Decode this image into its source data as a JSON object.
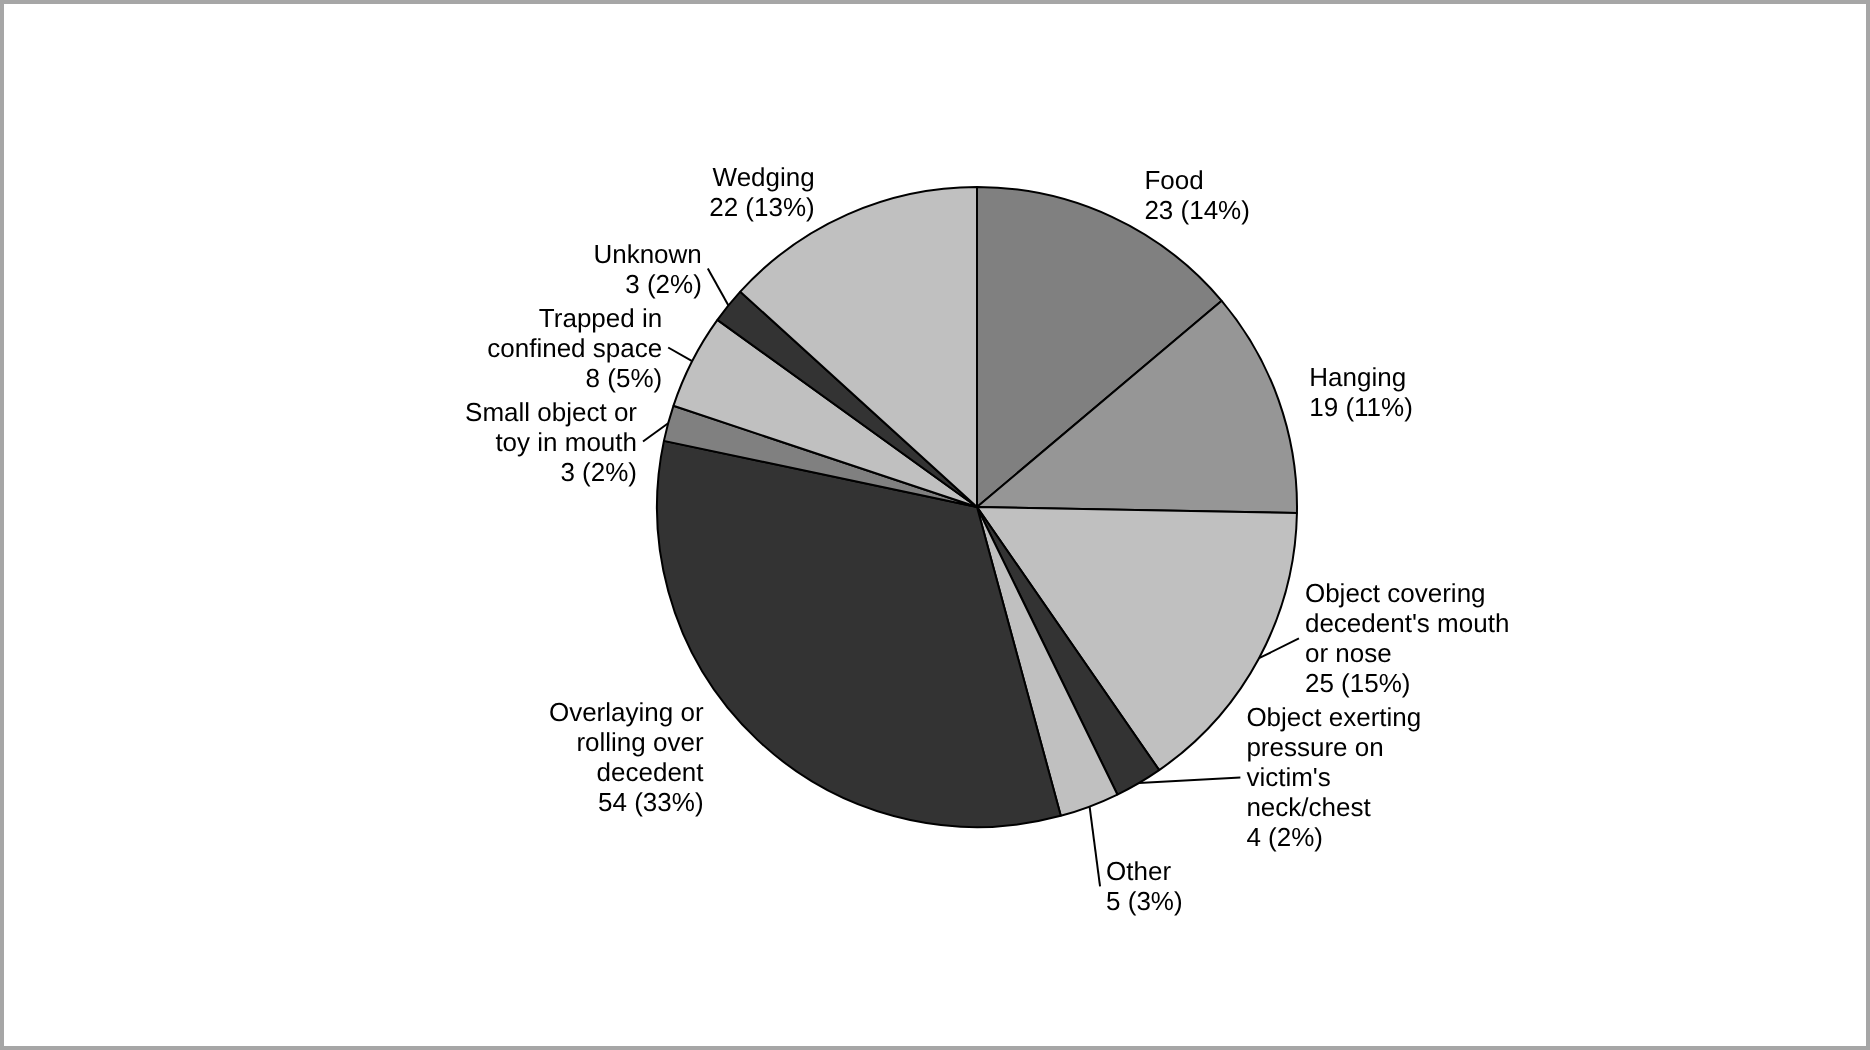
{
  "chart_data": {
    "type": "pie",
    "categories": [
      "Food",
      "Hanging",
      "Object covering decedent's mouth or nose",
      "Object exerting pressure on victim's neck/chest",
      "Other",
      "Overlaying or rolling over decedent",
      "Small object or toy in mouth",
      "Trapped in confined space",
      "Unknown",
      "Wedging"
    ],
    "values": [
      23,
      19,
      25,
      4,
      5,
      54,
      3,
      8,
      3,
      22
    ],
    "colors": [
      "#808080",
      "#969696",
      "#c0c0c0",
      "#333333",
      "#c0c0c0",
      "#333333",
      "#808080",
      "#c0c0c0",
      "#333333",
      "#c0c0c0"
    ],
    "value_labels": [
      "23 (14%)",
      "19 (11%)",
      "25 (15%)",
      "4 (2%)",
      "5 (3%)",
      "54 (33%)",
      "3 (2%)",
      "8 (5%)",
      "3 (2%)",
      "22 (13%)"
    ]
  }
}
• • • • • • •
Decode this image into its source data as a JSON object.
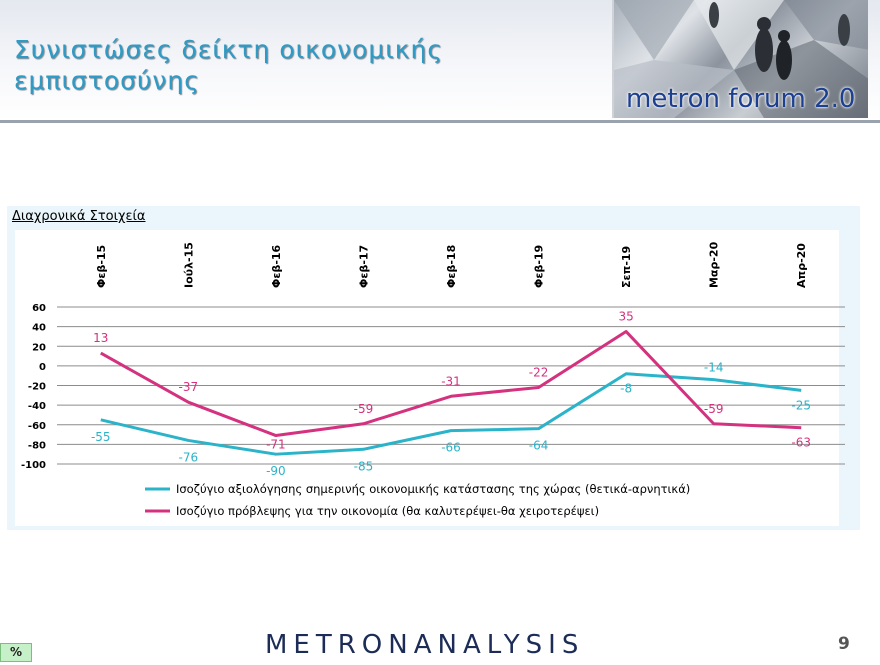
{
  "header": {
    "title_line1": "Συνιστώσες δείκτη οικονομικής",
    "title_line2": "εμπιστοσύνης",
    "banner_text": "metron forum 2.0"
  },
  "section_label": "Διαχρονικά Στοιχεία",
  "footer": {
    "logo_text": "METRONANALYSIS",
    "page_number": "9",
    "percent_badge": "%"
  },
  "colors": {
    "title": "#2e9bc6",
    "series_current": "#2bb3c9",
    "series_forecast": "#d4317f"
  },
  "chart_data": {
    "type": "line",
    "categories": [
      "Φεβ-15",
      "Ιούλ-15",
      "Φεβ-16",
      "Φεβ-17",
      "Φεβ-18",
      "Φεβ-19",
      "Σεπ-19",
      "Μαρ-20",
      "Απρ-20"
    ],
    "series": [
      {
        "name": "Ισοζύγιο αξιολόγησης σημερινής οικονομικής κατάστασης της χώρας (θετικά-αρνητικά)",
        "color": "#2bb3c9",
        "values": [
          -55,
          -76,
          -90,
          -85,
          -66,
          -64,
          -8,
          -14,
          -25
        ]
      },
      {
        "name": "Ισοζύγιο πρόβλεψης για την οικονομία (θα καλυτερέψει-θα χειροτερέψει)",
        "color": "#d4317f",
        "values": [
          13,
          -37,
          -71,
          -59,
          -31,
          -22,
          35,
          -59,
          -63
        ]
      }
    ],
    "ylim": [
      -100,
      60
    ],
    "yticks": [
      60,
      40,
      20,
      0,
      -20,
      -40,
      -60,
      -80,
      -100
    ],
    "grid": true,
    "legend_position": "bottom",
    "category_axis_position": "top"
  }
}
• • • • • • •
Task to complete:
Copy out each line of the material that holds the word "Ισοζύγιο".

Solution to this exercise:
        "name": "Ισοζύγιο αξιολόγησης σημερινής οικονομικής κατάστασης της χώρας (θετικά-αρνητικά)",
        "name": "Ισοζύγιο πρόβλεψης για την οικονομία (θα καλυτερέψει-θα χειροτερέψει)",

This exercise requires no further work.